** Your task **
Beneath this task is a listing; retype all of it exactly.

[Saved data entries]
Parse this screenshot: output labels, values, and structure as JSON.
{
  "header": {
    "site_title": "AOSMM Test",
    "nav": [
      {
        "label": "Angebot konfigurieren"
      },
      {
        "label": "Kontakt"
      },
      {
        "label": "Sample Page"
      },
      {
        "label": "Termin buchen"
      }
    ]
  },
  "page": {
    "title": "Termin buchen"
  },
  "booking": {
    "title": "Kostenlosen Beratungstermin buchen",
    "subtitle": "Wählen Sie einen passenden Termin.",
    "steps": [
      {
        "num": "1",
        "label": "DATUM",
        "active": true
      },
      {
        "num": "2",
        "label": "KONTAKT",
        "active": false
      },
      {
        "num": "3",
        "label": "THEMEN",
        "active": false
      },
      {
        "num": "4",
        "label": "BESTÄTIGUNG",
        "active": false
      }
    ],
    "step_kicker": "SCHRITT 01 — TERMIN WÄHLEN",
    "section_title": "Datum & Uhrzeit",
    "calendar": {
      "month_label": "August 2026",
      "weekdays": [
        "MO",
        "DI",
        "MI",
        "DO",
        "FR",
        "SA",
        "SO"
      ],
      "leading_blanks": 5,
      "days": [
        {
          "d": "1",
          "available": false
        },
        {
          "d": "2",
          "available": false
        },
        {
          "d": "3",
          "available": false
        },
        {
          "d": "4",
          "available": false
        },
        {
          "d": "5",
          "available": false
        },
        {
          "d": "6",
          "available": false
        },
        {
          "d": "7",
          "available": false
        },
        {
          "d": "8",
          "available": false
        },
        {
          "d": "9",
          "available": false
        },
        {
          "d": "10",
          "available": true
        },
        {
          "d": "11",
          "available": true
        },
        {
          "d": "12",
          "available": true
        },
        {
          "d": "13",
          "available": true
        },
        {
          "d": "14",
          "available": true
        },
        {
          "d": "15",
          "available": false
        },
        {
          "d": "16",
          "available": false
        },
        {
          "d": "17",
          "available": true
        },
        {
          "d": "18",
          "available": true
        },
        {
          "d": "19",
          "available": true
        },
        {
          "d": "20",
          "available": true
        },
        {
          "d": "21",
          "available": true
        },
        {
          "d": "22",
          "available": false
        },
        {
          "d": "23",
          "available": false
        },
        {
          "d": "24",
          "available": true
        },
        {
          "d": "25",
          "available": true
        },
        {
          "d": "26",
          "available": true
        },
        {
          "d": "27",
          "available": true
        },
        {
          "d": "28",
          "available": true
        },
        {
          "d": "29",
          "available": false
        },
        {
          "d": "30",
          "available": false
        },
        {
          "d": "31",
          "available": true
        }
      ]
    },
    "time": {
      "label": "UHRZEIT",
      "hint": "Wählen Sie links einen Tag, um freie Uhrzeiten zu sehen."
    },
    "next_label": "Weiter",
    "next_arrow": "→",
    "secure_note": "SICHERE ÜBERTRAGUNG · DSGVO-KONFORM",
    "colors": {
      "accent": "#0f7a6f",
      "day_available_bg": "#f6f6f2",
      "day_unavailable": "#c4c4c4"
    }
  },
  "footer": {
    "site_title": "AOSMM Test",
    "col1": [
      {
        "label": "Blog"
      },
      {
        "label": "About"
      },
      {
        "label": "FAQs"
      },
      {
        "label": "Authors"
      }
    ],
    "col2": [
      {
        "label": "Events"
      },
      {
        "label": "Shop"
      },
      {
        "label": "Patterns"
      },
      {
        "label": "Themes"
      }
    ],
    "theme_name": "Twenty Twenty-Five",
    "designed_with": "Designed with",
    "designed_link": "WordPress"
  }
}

** Written reply **
Parse this screenshot: output labels, values, and structure as JSON.
{
  "header": {
    "site_title": "AOSMM Test",
    "nav": [
      {
        "label": "Angebot konfigurieren"
      },
      {
        "label": "Kontakt"
      },
      {
        "label": "Sample Page"
      },
      {
        "label": "Termin buchen"
      }
    ]
  },
  "page": {
    "title": "Termin buchen"
  },
  "booking": {
    "title": "Kostenlosen Beratungstermin buchen",
    "subtitle": "Wählen Sie einen passenden Termin.",
    "steps": [
      {
        "num": "1",
        "label": "DATUM",
        "active": true
      },
      {
        "num": "2",
        "label": "KONTAKT",
        "active": false
      },
      {
        "num": "3",
        "label": "THEMEN",
        "active": false
      },
      {
        "num": "4",
        "label": "BESTÄTIGUNG",
        "active": false
      }
    ],
    "step_kicker": "SCHRITT 01 — TERMIN WÄHLEN",
    "section_title": "Datum & Uhrzeit",
    "calendar": {
      "month_label": "August 2026",
      "weekdays": [
        "MO",
        "DI",
        "MI",
        "DO",
        "FR",
        "SA",
        "SO"
      ],
      "leading_blanks": 5,
      "days": [
        {
          "d": "1",
          "available": false
        },
        {
          "d": "2",
          "available": false
        },
        {
          "d": "3",
          "available": false
        },
        {
          "d": "4",
          "available": false
        },
        {
          "d": "5",
          "available": false
        },
        {
          "d": "6",
          "available": false
        },
        {
          "d": "7",
          "available": false
        },
        {
          "d": "8",
          "available": false
        },
        {
          "d": "9",
          "available": false
        },
        {
          "d": "10",
          "available": true
        },
        {
          "d": "11",
          "available": true
        },
        {
          "d": "12",
          "available": true
        },
        {
          "d": "13",
          "available": true
        },
        {
          "d": "14",
          "available": true
        },
        {
          "d": "15",
          "available": false
        },
        {
          "d": "16",
          "available": false
        },
        {
          "d": "17",
          "available": true
        },
        {
          "d": "18",
          "available": true
        },
        {
          "d": "19",
          "available": true
        },
        {
          "d": "20",
          "available": true
        },
        {
          "d": "21",
          "available": true
        },
        {
          "d": "22",
          "available": false
        },
        {
          "d": "23",
          "available": false
        },
        {
          "d": "24",
          "available": true
        },
        {
          "d": "25",
          "available": true
        },
        {
          "d": "26",
          "available": true
        },
        {
          "d": "27",
          "available": true
        },
        {
          "d": "28",
          "available": true
        },
        {
          "d": "29",
          "available": false
        },
        {
          "d": "30",
          "available": false
        },
        {
          "d": "31",
          "available": true
        }
      ]
    },
    "time": {
      "label": "UHRZEIT",
      "hint": "Wählen Sie links einen Tag, um freie Uhrzeiten zu sehen."
    },
    "next_label": "Weiter",
    "next_arrow": "→",
    "secure_note": "SICHERE ÜBERTRAGUNG · DSGVO-KONFORM",
    "colors": {
      "accent": "#0f7a6f",
      "day_available_bg": "#f6f6f2",
      "day_unavailable": "#c4c4c4"
    }
  },
  "footer": {
    "site_title": "AOSMM Test",
    "col1": [
      {
        "label": "Blog"
      },
      {
        "label": "About"
      },
      {
        "label": "FAQs"
      },
      {
        "label": "Authors"
      }
    ],
    "col2": [
      {
        "label": "Events"
      },
      {
        "label": "Shop"
      },
      {
        "label": "Patterns"
      },
      {
        "label": "Themes"
      }
    ],
    "theme_name": "Twenty Twenty-Five",
    "designed_with": "Designed with",
    "designed_link": "WordPress"
  }
}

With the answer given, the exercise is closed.